[Stored items]

════════════════════

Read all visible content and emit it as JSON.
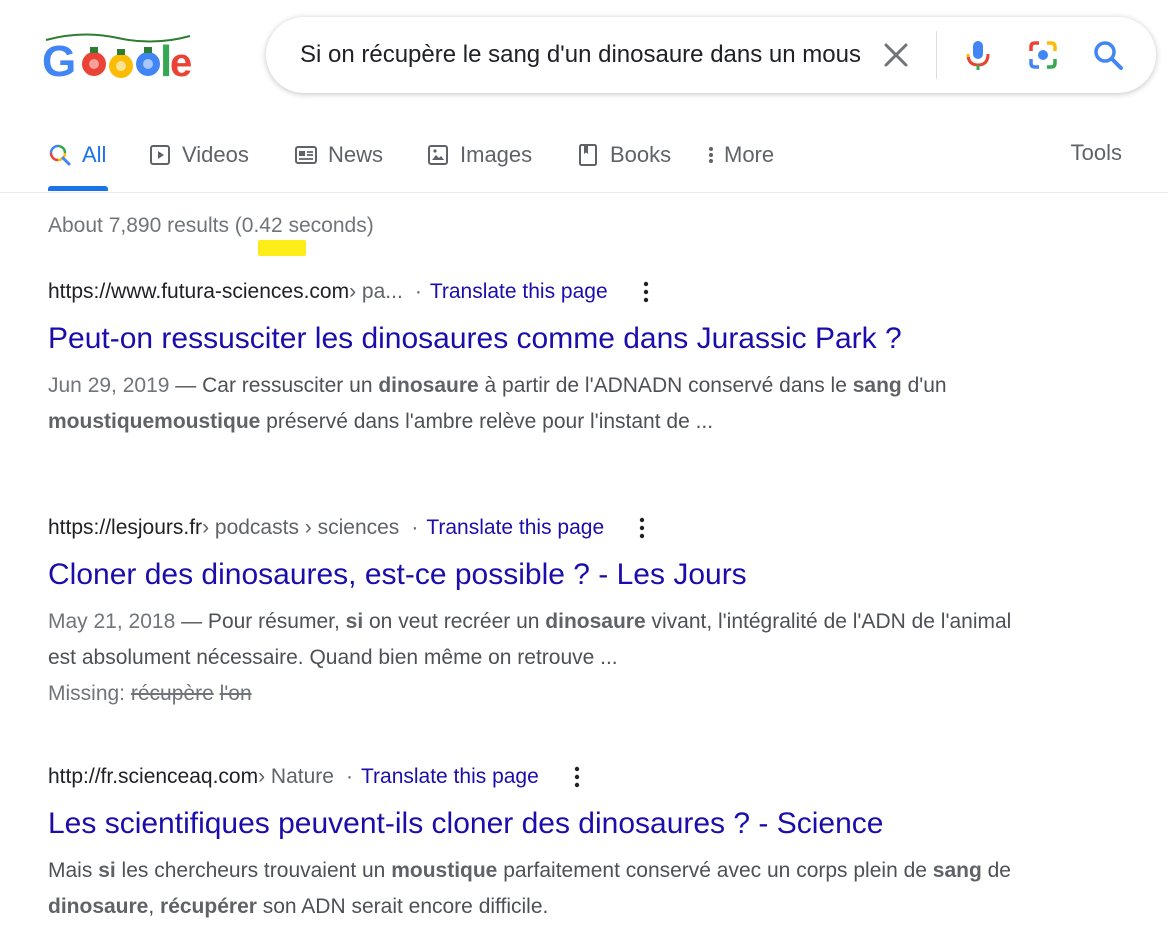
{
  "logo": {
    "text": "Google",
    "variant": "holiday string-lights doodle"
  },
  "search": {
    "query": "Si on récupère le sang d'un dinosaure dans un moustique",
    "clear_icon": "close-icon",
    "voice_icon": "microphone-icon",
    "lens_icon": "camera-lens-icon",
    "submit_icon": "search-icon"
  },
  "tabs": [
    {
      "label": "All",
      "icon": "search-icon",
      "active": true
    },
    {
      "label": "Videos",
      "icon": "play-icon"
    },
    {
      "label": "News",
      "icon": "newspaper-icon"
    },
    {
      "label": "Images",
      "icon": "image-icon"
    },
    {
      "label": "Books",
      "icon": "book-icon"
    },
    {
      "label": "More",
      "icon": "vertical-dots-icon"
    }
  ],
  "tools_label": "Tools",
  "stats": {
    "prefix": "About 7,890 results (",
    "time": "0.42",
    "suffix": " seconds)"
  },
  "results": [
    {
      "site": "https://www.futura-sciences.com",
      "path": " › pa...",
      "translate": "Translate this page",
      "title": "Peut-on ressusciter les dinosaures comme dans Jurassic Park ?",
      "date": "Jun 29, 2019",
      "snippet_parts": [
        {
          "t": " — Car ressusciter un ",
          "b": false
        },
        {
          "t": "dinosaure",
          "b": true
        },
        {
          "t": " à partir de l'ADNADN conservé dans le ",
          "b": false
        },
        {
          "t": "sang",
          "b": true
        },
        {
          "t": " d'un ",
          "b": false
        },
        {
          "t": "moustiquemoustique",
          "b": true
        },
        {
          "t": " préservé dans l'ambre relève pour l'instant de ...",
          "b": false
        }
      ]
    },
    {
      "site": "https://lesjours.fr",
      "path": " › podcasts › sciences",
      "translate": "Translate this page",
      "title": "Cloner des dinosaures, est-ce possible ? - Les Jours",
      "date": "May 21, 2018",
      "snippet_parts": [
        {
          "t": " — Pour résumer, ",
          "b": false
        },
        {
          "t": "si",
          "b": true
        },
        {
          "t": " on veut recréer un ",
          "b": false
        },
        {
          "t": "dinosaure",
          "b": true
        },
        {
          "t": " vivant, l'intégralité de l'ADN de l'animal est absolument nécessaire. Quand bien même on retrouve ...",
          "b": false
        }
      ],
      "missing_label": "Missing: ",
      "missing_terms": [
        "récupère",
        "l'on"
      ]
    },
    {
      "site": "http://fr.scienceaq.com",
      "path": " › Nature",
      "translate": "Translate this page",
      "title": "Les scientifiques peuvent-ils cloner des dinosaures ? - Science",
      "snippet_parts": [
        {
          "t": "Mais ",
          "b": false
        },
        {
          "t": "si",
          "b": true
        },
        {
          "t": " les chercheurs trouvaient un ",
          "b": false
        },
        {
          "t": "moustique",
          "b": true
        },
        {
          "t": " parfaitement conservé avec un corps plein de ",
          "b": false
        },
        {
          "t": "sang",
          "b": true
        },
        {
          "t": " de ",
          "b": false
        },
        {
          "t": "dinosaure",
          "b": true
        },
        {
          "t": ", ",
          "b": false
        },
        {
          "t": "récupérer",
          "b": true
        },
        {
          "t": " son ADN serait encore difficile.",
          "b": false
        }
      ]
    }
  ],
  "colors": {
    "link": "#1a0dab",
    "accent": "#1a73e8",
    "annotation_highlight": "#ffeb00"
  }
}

════════════════════

Print all of the records shown above exactly, leaving out each picture.

■ COMPLETE ANSWER
Read all visible content and emit it as JSON.
{
  "logo": {
    "text": "Google",
    "variant": "holiday string-lights doodle"
  },
  "search": {
    "query": "Si on récupère le sang d'un dinosaure dans un moustique",
    "clear_icon": "close-icon",
    "voice_icon": "microphone-icon",
    "lens_icon": "camera-lens-icon",
    "submit_icon": "search-icon"
  },
  "tabs": [
    {
      "label": "All",
      "icon": "search-icon",
      "active": true
    },
    {
      "label": "Videos",
      "icon": "play-icon"
    },
    {
      "label": "News",
      "icon": "newspaper-icon"
    },
    {
      "label": "Images",
      "icon": "image-icon"
    },
    {
      "label": "Books",
      "icon": "book-icon"
    },
    {
      "label": "More",
      "icon": "vertical-dots-icon"
    }
  ],
  "tools_label": "Tools",
  "stats": {
    "prefix": "About 7,890 results (",
    "time": "0.42",
    "suffix": " seconds)"
  },
  "results": [
    {
      "site": "https://www.futura-sciences.com",
      "path": " › pa...",
      "translate": "Translate this page",
      "title": "Peut-on ressusciter les dinosaures comme dans Jurassic Park ?",
      "date": "Jun 29, 2019",
      "snippet_parts": [
        {
          "t": " — Car ressusciter un ",
          "b": false
        },
        {
          "t": "dinosaure",
          "b": true
        },
        {
          "t": " à partir de l'ADNADN conservé dans le ",
          "b": false
        },
        {
          "t": "sang",
          "b": true
        },
        {
          "t": " d'un ",
          "b": false
        },
        {
          "t": "moustiquemoustique",
          "b": true
        },
        {
          "t": " préservé dans l'ambre relève pour l'instant de ...",
          "b": false
        }
      ]
    },
    {
      "site": "https://lesjours.fr",
      "path": " › podcasts › sciences",
      "translate": "Translate this page",
      "title": "Cloner des dinosaures, est-ce possible ? - Les Jours",
      "date": "May 21, 2018",
      "snippet_parts": [
        {
          "t": " — Pour résumer, ",
          "b": false
        },
        {
          "t": "si",
          "b": true
        },
        {
          "t": " on veut recréer un ",
          "b": false
        },
        {
          "t": "dinosaure",
          "b": true
        },
        {
          "t": " vivant, l'intégralité de l'ADN de l'animal est absolument nécessaire. Quand bien même on retrouve ...",
          "b": false
        }
      ],
      "missing_label": "Missing: ",
      "missing_terms": [
        "récupère",
        "l'on"
      ]
    },
    {
      "site": "http://fr.scienceaq.com",
      "path": " › Nature",
      "translate": "Translate this page",
      "title": "Les scientifiques peuvent-ils cloner des dinosaures ? - Science",
      "snippet_parts": [
        {
          "t": "Mais ",
          "b": false
        },
        {
          "t": "si",
          "b": true
        },
        {
          "t": " les chercheurs trouvaient un ",
          "b": false
        },
        {
          "t": "moustique",
          "b": true
        },
        {
          "t": " parfaitement conservé avec un corps plein de ",
          "b": false
        },
        {
          "t": "sang",
          "b": true
        },
        {
          "t": " de ",
          "b": false
        },
        {
          "t": "dinosaure",
          "b": true
        },
        {
          "t": ", ",
          "b": false
        },
        {
          "t": "récupérer",
          "b": true
        },
        {
          "t": " son ADN serait encore difficile.",
          "b": false
        }
      ]
    }
  ],
  "colors": {
    "link": "#1a0dab",
    "accent": "#1a73e8",
    "annotation_highlight": "#ffeb00"
  }
}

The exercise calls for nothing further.